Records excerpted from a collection
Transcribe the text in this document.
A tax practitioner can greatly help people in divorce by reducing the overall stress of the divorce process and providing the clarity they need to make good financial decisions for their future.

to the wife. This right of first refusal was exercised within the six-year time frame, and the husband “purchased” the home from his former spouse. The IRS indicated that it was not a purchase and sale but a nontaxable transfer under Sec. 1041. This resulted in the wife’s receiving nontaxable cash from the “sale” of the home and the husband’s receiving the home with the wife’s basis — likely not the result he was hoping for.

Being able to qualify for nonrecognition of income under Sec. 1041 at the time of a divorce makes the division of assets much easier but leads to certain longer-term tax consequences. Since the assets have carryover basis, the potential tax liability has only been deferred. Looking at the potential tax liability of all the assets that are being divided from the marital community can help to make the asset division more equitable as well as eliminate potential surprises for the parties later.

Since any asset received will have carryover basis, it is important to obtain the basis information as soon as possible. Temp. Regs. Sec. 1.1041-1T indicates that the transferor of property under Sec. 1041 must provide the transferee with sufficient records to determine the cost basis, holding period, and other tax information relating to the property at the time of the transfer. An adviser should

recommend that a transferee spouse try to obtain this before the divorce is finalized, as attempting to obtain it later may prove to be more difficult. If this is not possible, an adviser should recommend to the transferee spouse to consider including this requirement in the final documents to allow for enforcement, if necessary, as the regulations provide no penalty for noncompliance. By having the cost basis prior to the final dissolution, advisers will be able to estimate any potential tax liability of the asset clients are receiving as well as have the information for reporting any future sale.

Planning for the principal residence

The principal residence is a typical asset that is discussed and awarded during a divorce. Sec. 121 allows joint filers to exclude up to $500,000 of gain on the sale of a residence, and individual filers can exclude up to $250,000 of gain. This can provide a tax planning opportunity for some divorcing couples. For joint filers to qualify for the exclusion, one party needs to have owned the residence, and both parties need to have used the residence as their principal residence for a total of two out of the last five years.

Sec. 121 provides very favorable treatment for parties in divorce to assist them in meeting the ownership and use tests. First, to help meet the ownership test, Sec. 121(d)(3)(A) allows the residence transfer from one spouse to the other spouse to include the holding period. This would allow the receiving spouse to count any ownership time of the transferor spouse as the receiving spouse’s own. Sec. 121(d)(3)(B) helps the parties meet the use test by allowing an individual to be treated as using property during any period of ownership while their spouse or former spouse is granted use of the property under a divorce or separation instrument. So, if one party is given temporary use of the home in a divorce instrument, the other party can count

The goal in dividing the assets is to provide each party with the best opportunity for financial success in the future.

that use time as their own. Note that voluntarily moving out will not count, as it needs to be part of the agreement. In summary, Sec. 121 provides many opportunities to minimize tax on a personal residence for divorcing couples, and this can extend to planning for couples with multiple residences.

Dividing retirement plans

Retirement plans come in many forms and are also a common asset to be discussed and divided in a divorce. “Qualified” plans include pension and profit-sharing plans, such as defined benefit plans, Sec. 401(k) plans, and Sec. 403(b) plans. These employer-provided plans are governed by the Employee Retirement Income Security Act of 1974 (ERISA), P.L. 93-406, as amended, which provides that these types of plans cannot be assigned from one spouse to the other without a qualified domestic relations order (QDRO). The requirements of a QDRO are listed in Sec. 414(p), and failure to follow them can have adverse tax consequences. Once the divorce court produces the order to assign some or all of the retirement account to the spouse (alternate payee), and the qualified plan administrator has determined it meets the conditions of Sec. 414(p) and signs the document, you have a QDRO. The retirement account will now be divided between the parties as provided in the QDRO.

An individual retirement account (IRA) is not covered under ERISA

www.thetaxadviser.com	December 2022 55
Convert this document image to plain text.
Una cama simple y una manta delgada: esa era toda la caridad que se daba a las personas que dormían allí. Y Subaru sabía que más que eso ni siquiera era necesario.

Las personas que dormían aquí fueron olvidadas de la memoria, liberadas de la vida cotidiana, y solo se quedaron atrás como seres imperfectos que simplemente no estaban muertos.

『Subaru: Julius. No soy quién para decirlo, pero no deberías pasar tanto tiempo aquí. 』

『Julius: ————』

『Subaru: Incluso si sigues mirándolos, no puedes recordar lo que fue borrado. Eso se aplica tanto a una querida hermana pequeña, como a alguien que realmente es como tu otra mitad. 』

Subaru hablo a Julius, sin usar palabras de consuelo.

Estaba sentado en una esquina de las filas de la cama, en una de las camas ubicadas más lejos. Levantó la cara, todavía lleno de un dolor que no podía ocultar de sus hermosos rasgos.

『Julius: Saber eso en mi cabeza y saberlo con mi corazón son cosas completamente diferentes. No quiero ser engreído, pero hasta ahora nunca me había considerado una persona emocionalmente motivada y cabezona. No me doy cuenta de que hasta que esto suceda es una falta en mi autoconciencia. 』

Task details: Search the data for "cama". Copy every line that has it.

Task output:
Una cama simple y una manta delgada: esa era toda la caridad que se daba a las personas que dormían allí. Y Subaru sabía que más que eso ni siquiera era necesario.
Estaba sentado en una esquina de las filas de la cama, en una de las camas ubicadas más lejos. Levantó la cara, todavía lleno de un dolor que no podía ocultar de sus hermosos rasgos.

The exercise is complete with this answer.